=== Entries shown ===

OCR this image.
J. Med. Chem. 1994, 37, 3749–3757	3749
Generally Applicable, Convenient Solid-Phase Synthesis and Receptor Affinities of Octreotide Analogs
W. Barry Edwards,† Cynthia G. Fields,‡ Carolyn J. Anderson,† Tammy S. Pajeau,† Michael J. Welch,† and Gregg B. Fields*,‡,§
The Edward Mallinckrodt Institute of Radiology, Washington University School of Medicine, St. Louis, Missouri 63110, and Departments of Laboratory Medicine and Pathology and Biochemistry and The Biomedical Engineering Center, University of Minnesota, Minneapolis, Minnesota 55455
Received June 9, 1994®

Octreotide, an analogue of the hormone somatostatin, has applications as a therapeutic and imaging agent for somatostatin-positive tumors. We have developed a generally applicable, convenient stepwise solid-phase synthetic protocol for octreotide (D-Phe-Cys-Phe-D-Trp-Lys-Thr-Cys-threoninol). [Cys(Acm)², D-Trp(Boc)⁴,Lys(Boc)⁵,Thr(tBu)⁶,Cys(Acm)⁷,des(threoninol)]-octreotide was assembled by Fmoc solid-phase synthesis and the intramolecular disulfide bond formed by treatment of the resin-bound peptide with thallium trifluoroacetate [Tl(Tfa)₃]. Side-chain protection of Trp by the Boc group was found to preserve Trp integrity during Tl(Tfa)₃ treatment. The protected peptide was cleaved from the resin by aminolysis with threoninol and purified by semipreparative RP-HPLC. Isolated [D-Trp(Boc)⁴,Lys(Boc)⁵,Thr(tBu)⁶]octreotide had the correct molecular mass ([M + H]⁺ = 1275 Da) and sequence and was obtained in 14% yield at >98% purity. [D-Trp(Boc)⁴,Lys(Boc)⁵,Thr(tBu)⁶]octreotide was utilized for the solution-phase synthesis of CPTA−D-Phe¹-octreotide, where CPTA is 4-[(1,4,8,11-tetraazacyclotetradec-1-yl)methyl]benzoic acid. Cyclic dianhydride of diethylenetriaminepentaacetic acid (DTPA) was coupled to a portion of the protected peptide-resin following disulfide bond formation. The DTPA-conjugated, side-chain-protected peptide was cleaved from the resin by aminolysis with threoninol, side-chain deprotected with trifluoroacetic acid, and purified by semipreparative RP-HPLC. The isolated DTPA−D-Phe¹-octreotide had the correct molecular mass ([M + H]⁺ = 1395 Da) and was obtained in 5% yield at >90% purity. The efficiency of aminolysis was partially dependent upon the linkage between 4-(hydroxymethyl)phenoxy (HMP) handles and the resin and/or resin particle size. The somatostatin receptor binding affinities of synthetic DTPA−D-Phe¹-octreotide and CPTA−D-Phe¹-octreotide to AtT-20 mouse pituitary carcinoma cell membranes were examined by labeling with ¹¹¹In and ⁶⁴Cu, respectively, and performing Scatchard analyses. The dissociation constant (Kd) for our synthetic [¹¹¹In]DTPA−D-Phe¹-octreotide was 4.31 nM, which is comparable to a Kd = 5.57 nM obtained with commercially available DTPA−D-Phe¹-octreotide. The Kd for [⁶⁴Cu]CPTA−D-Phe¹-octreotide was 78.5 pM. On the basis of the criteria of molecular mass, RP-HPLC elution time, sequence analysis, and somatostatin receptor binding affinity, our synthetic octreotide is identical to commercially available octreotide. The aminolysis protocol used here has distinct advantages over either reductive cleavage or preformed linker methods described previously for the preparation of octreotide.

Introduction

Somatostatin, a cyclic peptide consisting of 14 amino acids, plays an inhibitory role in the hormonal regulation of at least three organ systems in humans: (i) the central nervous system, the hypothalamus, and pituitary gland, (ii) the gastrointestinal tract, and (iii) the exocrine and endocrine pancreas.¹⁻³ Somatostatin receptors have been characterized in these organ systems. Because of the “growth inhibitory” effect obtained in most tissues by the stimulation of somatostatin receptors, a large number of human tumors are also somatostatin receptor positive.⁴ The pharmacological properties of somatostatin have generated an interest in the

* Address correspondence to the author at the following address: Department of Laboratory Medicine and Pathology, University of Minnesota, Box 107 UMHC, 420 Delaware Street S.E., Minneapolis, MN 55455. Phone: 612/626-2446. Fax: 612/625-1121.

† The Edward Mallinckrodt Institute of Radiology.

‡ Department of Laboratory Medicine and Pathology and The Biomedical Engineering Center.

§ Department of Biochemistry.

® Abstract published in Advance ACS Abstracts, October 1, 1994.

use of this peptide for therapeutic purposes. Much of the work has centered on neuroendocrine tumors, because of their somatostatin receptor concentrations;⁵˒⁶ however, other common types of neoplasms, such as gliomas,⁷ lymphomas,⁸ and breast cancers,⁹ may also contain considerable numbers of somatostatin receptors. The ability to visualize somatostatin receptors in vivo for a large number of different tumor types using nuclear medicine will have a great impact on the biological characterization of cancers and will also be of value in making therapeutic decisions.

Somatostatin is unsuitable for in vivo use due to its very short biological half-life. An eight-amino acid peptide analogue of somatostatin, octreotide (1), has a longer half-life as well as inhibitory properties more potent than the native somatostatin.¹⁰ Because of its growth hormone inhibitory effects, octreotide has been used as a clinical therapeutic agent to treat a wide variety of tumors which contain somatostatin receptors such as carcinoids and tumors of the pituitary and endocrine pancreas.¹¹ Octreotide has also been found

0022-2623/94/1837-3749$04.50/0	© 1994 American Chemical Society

===

Which lines of the data above contain "growth"? Copy each one.

• [Result]
Somatostatin, a cyclic peptide consisting of 14 amino acids, plays an inhibitory role in the hormonal regulation of at least three organ systems in humans: (i) the central nervous system, the hypothalamus, and pituitary gland, (ii) the gastrointestinal tract, and (iii) the exocrine and endocrine pancreas.¹⁻³ Somatostatin receptors have been characterized in these organ systems. Because of the “growth inhibitory” effect obtained in most tissues by the stimulation of somatostatin receptors, a large number of human tumors are also somatostatin receptor positive.⁴ The pharmacological properties of somatostatin have generated an interest in the
Somatostatin is unsuitable for in vivo use due to its very short biological half-life. An eight-amino acid peptide analogue of somatostatin, octreotide (1), has a longer half-life as well as inhibitory properties more potent than the native somatostatin.¹⁰ Because of its growth hormone inhibitory effects, octreotide has been used as a clinical therapeutic agent to treat a wide variety of tumors which contain somatostatin receptors such as carcinoids and tumors of the pituitary and endocrine pancreas.¹¹ Octreotide has also been found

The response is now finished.